* begin Supplied information *

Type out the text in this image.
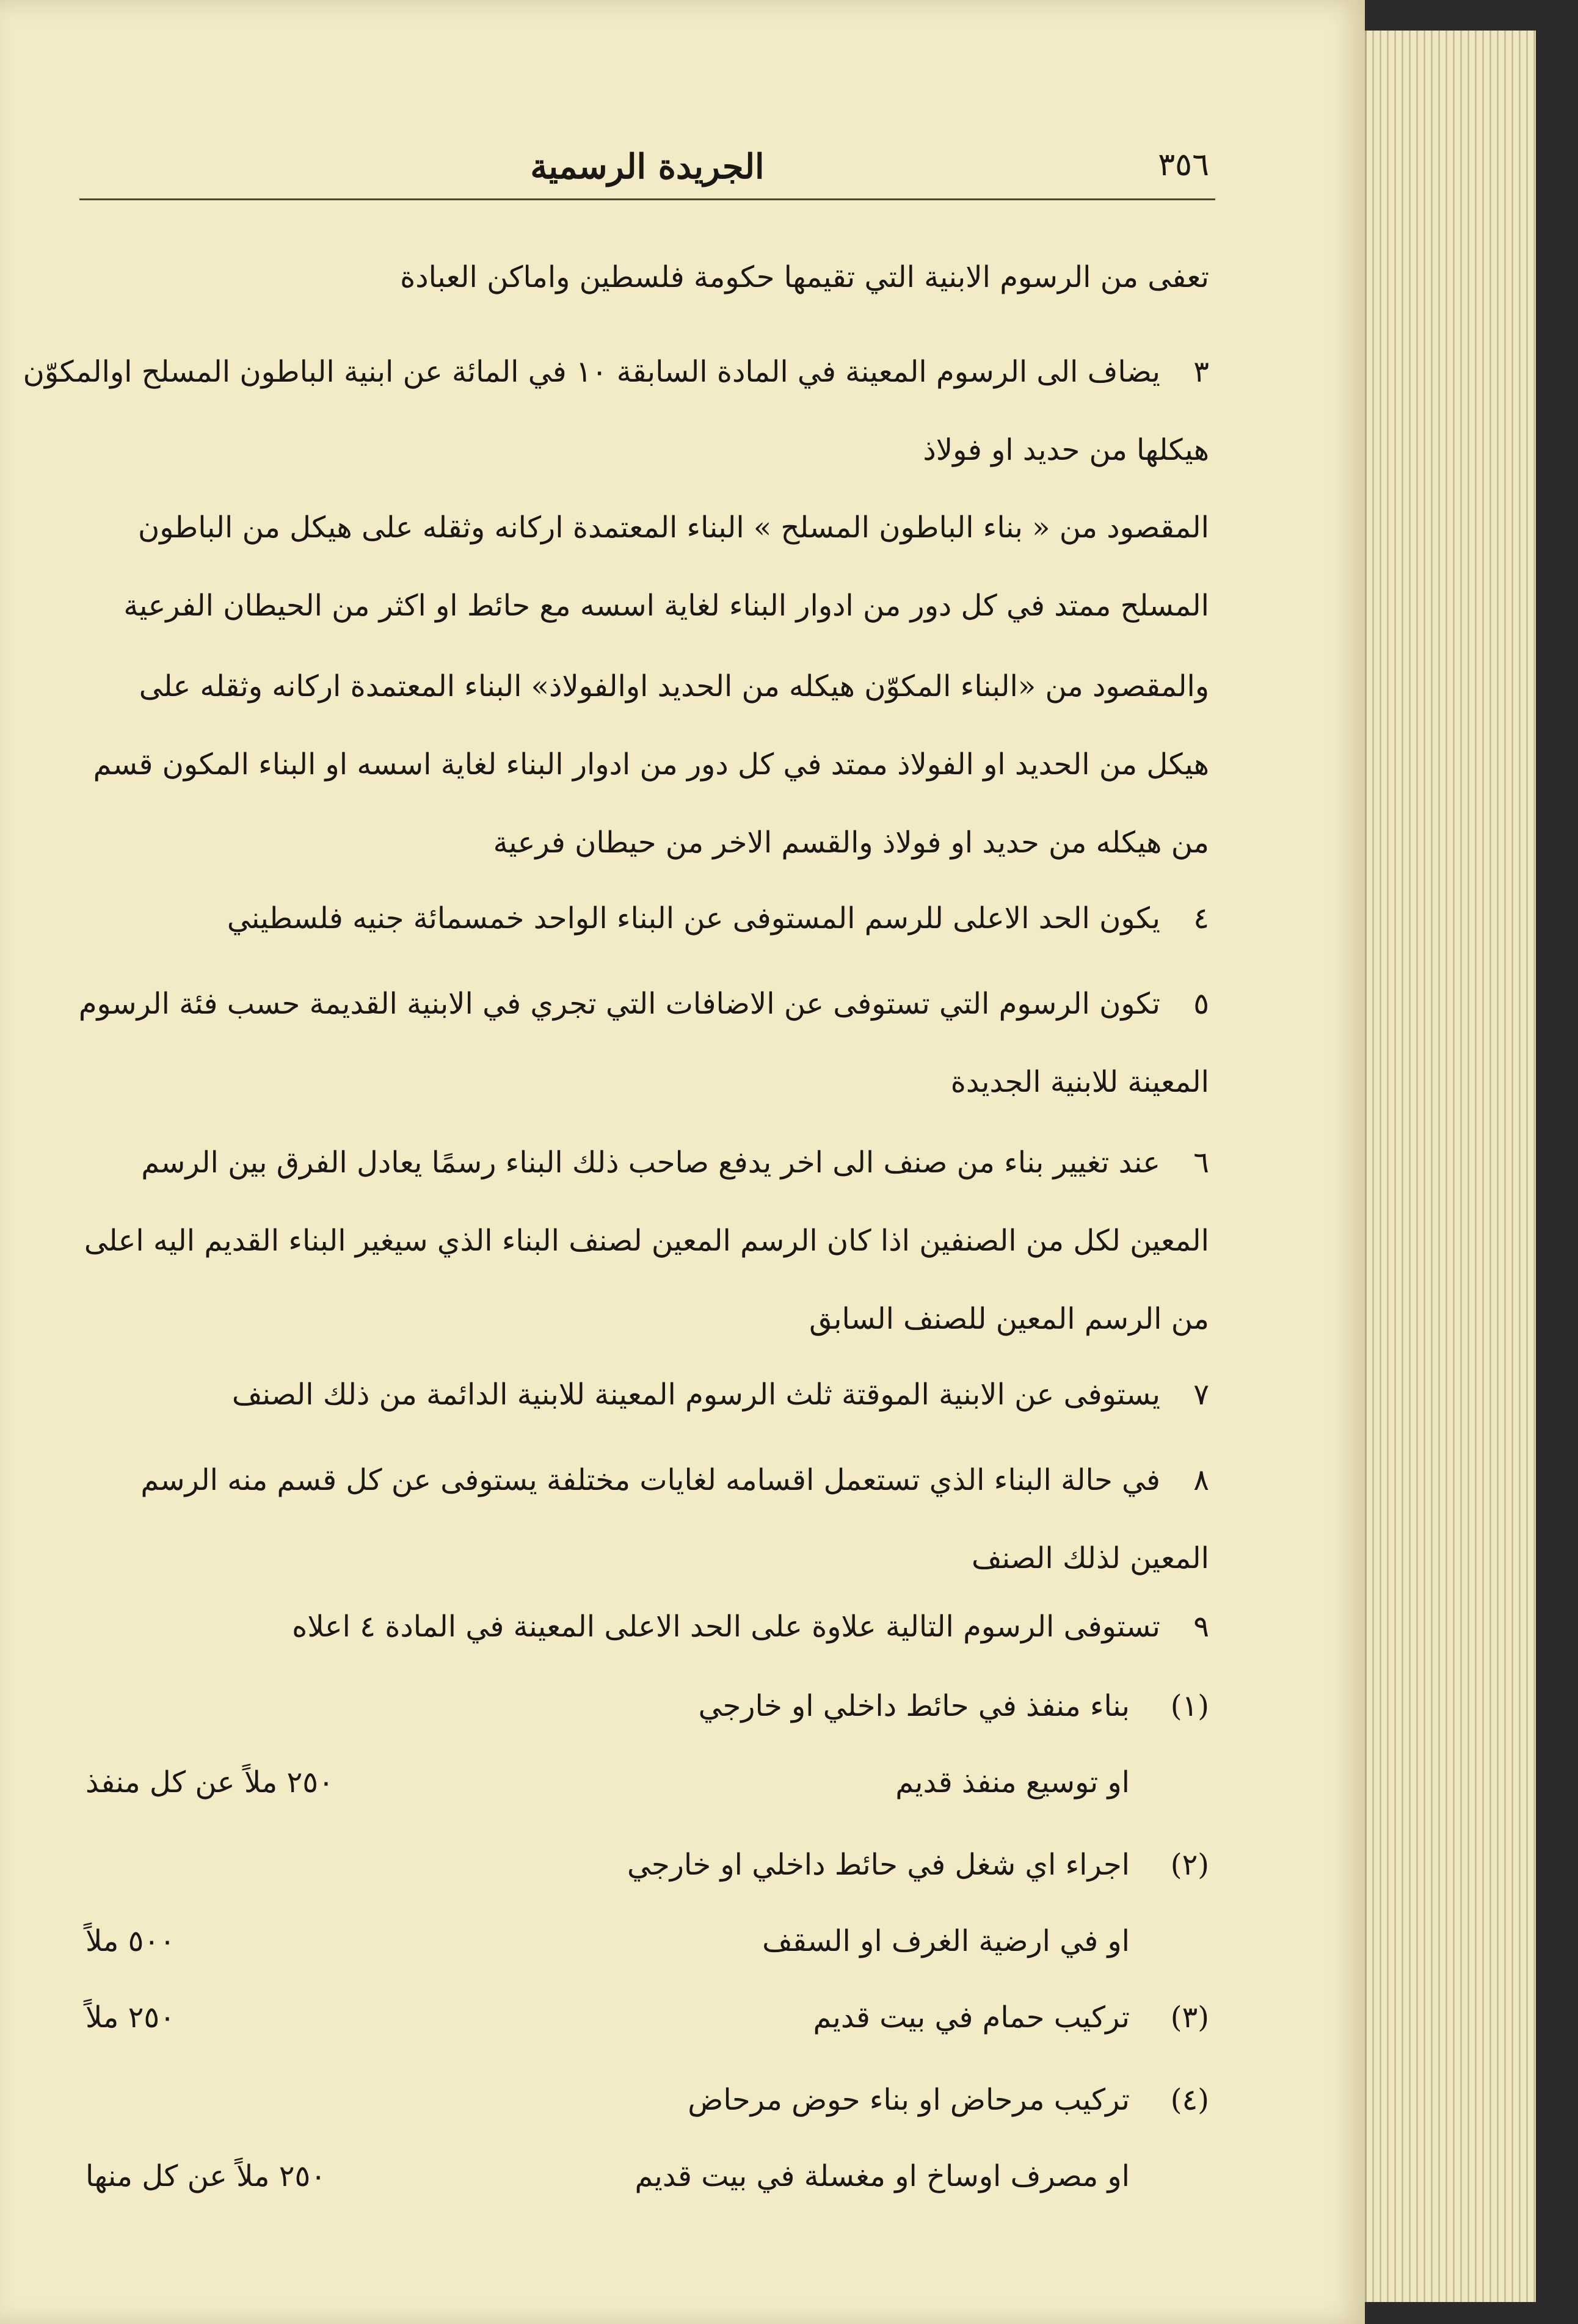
٣٥٦
الجريدة الرسمية
تعفى من الرسوم الابنية التي تقيمها حكومة فلسطين واماكن العبادة
٣يضاف الى الرسوم المعينة في المادة السابقة ١٠ في المائة عن ابنية الباطون المسلح اوالمكوّن
هيكلها من حديد او فولاذ
المقصود من « بناء الباطون المسلح » البناء المعتمدة اركانه وثقله على هيكل من الباطون
المسلح ممتد في كل دور من ادوار البناء لغاية اسسه مع حائط او اكثر من الحيطان الفرعية
والمقصود من «البناء المكوّن هيكله من الحديد اوالفولاذ» البناء المعتمدة اركانه وثقله على
هيكل من الحديد او الفولاذ ممتد في كل دور من ادوار البناء لغاية اسسه او البناء المكون قسم
من هيكله من حديد او فولاذ والقسم الاخر من حيطان فرعية
٤يكون الحد الاعلى للرسم المستوفى عن البناء الواحد خمسمائة جنيه فلسطيني
٥تكون الرسوم التي تستوفى عن الاضافات التي تجري في الابنية القديمة حسب فئة الرسوم
المعينة للابنية الجديدة
٦عند تغيير بناء من صنف الى اخر يدفع صاحب ذلك البناء رسمًا يعادل الفرق بين الرسم
المعين لكل من الصنفين اذا كان الرسم المعين لصنف البناء الذي سيغير البناء القديم اليه اعلى
من الرسم المعين للصنف السابق
٧يستوفى عن الابنية الموقتة ثلث الرسوم المعينة للابنية الدائمة من ذلك الصنف
٨في حالة البناء الذي تستعمل اقسامه لغايات مختلفة يستوفى عن كل قسم منه الرسم
المعين لذلك الصنف
٩تستوفى الرسوم التالية علاوة على الحد الاعلى المعينة في المادة ٤ اعلاه
(١)
بناء منفذ في حائط داخلي او خارجي
او توسيع منفذ قديم
٢٥٠ ملاً عن كل منفذ
(٢)
اجراء اي شغل في حائط داخلي او خارجي
او في ارضية الغرف او السقف
٥٠٠ ملاً
(٣)
تركيب حمام في بيت قديم
٢٥٠ ملاً
(٤)
تركيب مرحاض او بناء حوض مرحاض
او مصرف اوساخ او مغسلة في بيت قديم
٢٥٠ ملاً عن كل منها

* end Supplied information *

Directions
Return to the listing above and set it down exactly, leaving out its pictures.

Task output
Type out the text in this image.
٣٥٦
الجريدة الرسمية
تعفى من الرسوم الابنية التي تقيمها حكومة فلسطين واماكن العبادة
٣يضاف الى الرسوم المعينة في المادة السابقة ١٠ في المائة عن ابنية الباطون المسلح اوالمكوّن
هيكلها من حديد او فولاذ
المقصود من « بناء الباطون المسلح » البناء المعتمدة اركانه وثقله على هيكل من الباطون
المسلح ممتد في كل دور من ادوار البناء لغاية اسسه مع حائط او اكثر من الحيطان الفرعية
والمقصود من «البناء المكوّن هيكله من الحديد اوالفولاذ» البناء المعتمدة اركانه وثقله على
هيكل من الحديد او الفولاذ ممتد في كل دور من ادوار البناء لغاية اسسه او البناء المكون قسم
من هيكله من حديد او فولاذ والقسم الاخر من حيطان فرعية
٤يكون الحد الاعلى للرسم المستوفى عن البناء الواحد خمسمائة جنيه فلسطيني
٥تكون الرسوم التي تستوفى عن الاضافات التي تجري في الابنية القديمة حسب فئة الرسوم
المعينة للابنية الجديدة
٦عند تغيير بناء من صنف الى اخر يدفع صاحب ذلك البناء رسمًا يعادل الفرق بين الرسم
المعين لكل من الصنفين اذا كان الرسم المعين لصنف البناء الذي سيغير البناء القديم اليه اعلى
من الرسم المعين للصنف السابق
٧يستوفى عن الابنية الموقتة ثلث الرسوم المعينة للابنية الدائمة من ذلك الصنف
٨في حالة البناء الذي تستعمل اقسامه لغايات مختلفة يستوفى عن كل قسم منه الرسم
المعين لذلك الصنف
٩تستوفى الرسوم التالية علاوة على الحد الاعلى المعينة في المادة ٤ اعلاه
(١)
بناء منفذ في حائط داخلي او خارجي
او توسيع منفذ قديم
٢٥٠ ملاً عن كل منفذ
(٢)
اجراء اي شغل في حائط داخلي او خارجي
او في ارضية الغرف او السقف
٥٠٠ ملاً
(٣)
تركيب حمام في بيت قديم
٢٥٠ ملاً
(٤)
تركيب مرحاض او بناء حوض مرحاض
او مصرف اوساخ او مغسلة في بيت قديم
٢٥٠ ملاً عن كل منها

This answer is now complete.